(Source passage):
***

East Hartford Velodrome
- Interactive map of East Hartford Velodrome
- Former names: Hurley Stadium
- Location: East Hartford, CT 06118
- Coordinates: 41°46′02″N 72°39′39″W﻿ / ﻿41.767335°N 72.660853°W
- Capacity: 8,000
- Surface: Grass

Construction
- Opened: June 28, 1926
- Closed: 1929
- Demolished: 1929
- Cost: $75,000

Tenants
- Hartford Blues/Giants (NFL/Indep.) (1926–27) East Hartford High School

= East Hartford Velodrome =

Velodrome in East Hartford, Connecticut

The East Hartford Velodrome was a velodrome in East Hartford, Connecticut. In its three-year lifespan, it hosted football and boxing events before it was demolished in 1929.

***

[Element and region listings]
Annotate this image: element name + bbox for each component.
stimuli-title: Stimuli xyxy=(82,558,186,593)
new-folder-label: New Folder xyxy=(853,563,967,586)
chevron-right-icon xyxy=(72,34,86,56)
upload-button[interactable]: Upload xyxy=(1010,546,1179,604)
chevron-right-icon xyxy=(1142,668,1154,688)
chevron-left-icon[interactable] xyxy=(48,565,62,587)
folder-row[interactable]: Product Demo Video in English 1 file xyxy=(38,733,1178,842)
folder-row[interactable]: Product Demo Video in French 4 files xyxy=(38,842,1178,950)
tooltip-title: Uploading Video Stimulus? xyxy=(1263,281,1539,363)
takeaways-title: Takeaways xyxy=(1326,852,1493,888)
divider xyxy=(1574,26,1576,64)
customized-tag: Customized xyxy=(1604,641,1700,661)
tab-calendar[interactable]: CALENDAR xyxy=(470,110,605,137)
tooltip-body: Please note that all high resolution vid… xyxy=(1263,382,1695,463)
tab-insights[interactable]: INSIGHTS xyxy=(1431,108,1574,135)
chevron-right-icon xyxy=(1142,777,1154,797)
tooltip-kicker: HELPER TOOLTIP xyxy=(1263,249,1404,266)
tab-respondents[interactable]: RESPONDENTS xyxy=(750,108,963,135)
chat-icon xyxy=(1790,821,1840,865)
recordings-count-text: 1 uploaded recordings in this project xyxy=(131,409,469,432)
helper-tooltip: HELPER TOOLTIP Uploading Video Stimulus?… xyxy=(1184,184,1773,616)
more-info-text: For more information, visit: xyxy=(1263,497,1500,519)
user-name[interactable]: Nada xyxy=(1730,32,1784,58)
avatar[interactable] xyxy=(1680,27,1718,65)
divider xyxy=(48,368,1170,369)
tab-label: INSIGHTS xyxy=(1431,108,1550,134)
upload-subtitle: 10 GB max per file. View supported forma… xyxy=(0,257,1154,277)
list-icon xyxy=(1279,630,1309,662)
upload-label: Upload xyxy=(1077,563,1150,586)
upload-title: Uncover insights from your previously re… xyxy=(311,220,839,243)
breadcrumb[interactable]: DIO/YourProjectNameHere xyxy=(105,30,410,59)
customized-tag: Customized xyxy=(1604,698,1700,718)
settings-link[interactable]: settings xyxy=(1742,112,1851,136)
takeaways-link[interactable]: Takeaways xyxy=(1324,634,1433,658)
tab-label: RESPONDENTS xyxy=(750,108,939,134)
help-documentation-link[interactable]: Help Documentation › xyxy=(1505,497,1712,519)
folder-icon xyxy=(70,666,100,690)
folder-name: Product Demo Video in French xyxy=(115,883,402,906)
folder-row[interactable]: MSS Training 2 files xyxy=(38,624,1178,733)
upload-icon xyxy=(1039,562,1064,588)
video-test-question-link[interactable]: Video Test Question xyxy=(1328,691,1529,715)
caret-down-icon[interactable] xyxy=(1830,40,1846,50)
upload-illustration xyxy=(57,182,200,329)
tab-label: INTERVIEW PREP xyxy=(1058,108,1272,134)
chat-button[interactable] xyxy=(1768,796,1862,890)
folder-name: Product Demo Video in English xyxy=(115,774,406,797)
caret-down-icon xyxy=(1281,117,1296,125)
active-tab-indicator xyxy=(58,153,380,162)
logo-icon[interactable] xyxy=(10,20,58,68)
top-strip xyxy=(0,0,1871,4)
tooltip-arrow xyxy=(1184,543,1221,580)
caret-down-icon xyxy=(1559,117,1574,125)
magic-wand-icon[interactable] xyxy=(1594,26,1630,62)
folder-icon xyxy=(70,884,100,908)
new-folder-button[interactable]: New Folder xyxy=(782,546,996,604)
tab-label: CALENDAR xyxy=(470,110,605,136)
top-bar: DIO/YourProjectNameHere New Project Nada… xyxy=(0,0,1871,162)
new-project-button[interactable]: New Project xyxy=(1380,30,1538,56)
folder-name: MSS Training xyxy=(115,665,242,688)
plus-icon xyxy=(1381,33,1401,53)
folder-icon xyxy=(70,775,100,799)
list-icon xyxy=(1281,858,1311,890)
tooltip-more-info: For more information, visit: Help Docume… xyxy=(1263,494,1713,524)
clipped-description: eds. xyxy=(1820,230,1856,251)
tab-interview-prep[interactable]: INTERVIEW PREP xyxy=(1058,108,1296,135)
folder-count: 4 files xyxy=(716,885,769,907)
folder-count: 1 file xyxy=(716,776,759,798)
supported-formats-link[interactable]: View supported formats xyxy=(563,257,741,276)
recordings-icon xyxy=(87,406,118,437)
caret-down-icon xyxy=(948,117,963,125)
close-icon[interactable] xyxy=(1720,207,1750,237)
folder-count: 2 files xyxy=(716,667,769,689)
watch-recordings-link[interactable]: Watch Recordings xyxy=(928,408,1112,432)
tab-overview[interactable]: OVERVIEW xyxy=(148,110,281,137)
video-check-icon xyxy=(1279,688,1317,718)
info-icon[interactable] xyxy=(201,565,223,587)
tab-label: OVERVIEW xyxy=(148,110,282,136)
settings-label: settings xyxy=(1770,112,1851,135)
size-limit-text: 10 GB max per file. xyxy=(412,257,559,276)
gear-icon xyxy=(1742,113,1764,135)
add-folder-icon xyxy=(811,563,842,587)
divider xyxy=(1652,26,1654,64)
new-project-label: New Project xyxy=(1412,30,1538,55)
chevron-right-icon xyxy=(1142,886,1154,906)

***

(Exercise prompt): From the East Hartford Velodrome passage, extract the part starting with "Construction" and going on through "demolished in 1929.", copied word for word.

(Result for this task):
Construction
- Opened: June 28, 1926
- Closed: 1929
- Demolished: 1929
- Cost: $75,000

Tenants
- Hartford Blues/Giants (NFL/Indep.) (1926–27) East Hartford High School

= East Hartford Velodrome =

Velodrome in East Hartford, Connecticut

The East Hartford Velodrome was a velodrome in East Hartford, Connecticut. In its three-year lifespan, it hosted football and boxing events before it was demolished in 1929.